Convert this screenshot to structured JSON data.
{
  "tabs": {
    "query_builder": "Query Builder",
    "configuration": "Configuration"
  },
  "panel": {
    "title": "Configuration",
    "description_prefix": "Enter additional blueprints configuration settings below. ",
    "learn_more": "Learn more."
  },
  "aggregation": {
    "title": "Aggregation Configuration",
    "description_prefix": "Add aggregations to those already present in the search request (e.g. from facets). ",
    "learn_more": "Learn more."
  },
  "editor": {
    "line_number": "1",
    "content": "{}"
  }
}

########################################

Your instructions
Return the listing above in full, character for character.

Task solution
Convert this screenshot to structured JSON data.
{
  "tabs": {
    "query_builder": "Query Builder",
    "configuration": "Configuration"
  },
  "panel": {
    "title": "Configuration",
    "description_prefix": "Enter additional blueprints configuration settings below. ",
    "learn_more": "Learn more."
  },
  "aggregation": {
    "title": "Aggregation Configuration",
    "description_prefix": "Add aggregations to those already present in the search request (e.g. from facets). ",
    "learn_more": "Learn more."
  },
  "editor": {
    "line_number": "1",
    "content": "{}"
  }
}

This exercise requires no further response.